Stated task: Set out every line bearing the string "text".

Provided data:
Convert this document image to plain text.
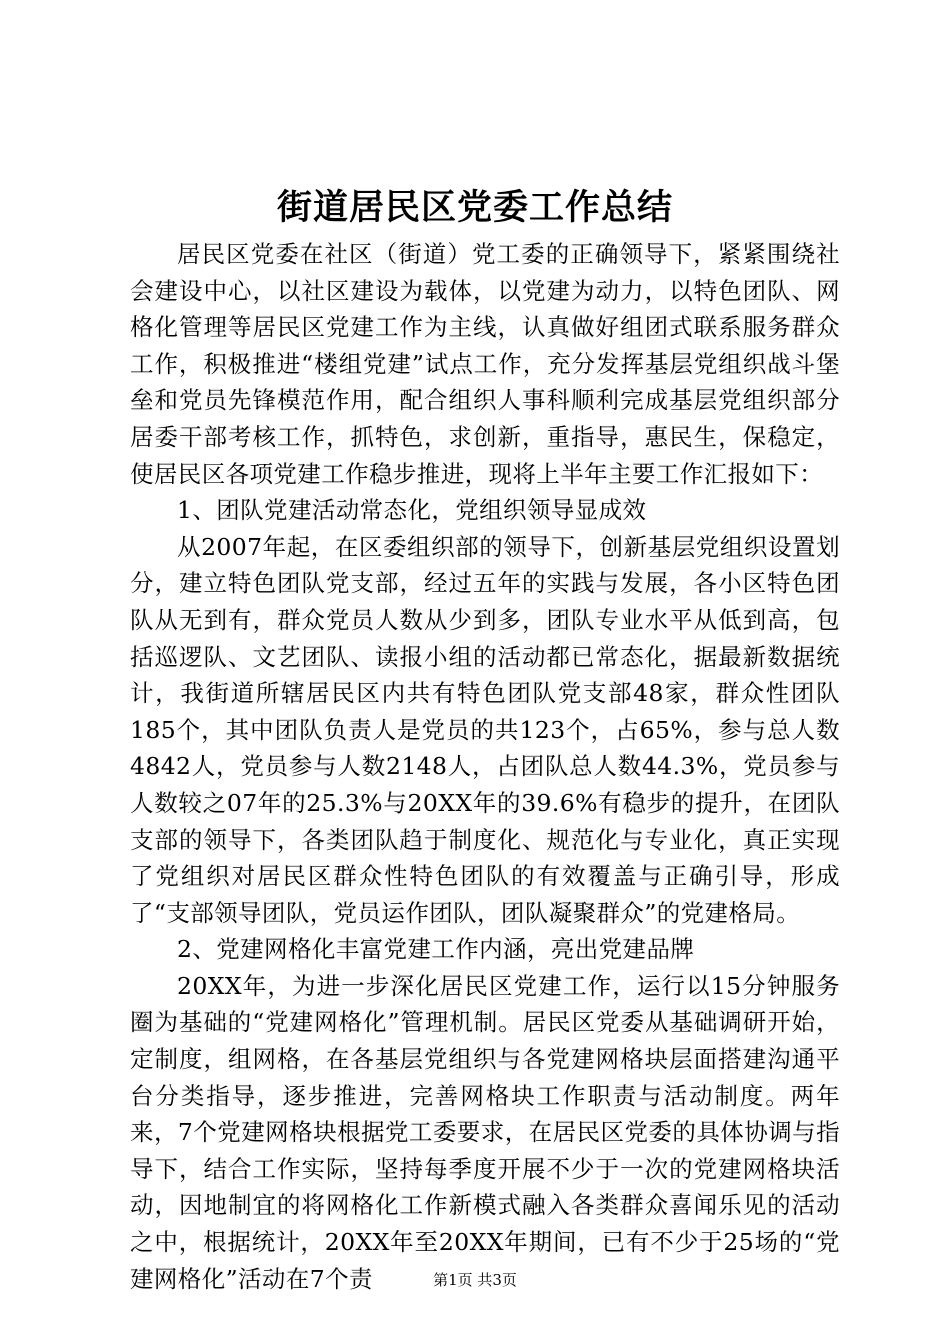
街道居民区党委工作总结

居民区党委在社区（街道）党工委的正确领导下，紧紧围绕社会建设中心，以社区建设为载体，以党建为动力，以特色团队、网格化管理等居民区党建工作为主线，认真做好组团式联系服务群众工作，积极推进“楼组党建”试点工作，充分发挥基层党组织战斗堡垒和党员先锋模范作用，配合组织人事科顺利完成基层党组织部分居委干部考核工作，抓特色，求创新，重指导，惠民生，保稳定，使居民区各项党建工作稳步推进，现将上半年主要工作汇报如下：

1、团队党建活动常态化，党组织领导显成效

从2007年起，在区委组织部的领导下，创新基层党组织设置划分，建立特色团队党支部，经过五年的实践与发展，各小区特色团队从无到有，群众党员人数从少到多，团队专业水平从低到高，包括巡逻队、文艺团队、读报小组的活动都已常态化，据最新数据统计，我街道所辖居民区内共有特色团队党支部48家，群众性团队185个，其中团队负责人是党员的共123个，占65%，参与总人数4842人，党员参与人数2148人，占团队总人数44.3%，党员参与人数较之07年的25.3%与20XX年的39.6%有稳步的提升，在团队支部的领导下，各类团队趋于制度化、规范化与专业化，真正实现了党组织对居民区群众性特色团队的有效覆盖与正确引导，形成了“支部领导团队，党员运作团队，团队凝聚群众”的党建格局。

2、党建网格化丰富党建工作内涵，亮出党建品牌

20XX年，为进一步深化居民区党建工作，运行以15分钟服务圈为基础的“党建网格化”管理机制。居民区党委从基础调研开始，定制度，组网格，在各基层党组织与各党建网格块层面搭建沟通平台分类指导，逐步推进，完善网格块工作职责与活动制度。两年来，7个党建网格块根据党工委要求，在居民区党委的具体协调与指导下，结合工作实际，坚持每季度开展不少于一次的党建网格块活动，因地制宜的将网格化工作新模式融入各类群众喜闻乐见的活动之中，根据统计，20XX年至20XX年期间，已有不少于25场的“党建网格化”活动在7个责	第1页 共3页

* * *

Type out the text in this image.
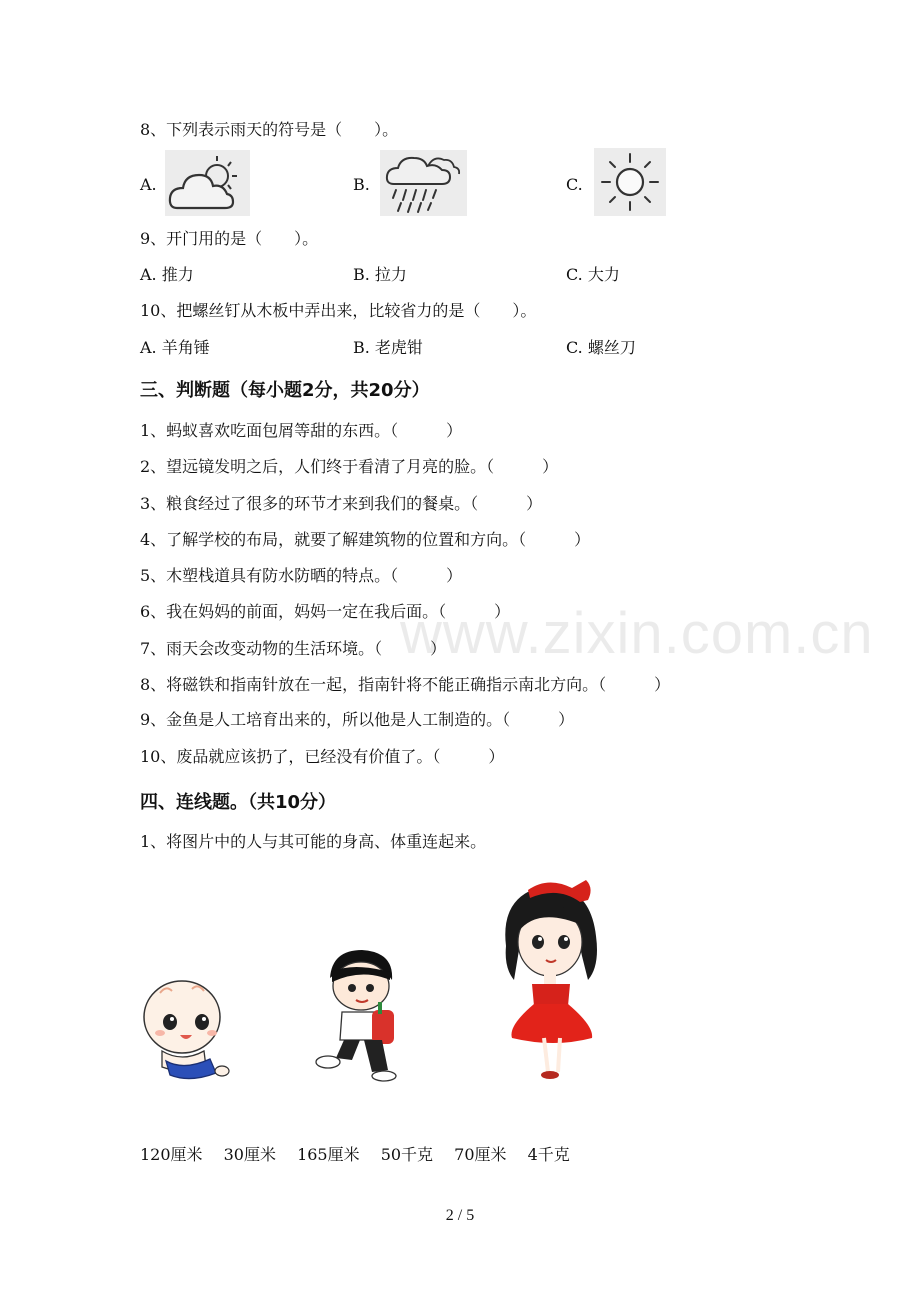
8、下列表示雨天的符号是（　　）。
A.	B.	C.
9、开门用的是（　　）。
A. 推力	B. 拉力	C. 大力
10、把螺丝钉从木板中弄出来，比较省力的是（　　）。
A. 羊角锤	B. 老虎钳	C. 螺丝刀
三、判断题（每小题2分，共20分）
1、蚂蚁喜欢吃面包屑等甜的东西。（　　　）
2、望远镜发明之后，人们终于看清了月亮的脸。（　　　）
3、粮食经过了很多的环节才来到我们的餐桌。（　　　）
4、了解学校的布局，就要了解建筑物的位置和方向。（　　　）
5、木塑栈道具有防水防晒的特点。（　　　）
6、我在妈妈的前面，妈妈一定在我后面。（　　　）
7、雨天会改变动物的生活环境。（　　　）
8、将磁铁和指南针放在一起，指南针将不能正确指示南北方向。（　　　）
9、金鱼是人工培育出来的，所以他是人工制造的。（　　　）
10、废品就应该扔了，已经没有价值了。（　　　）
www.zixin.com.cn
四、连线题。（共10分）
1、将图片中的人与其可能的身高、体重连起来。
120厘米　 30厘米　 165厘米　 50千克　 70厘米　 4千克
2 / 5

Completed exercise:
Convert this document image to plain text.
Type out the text in this image.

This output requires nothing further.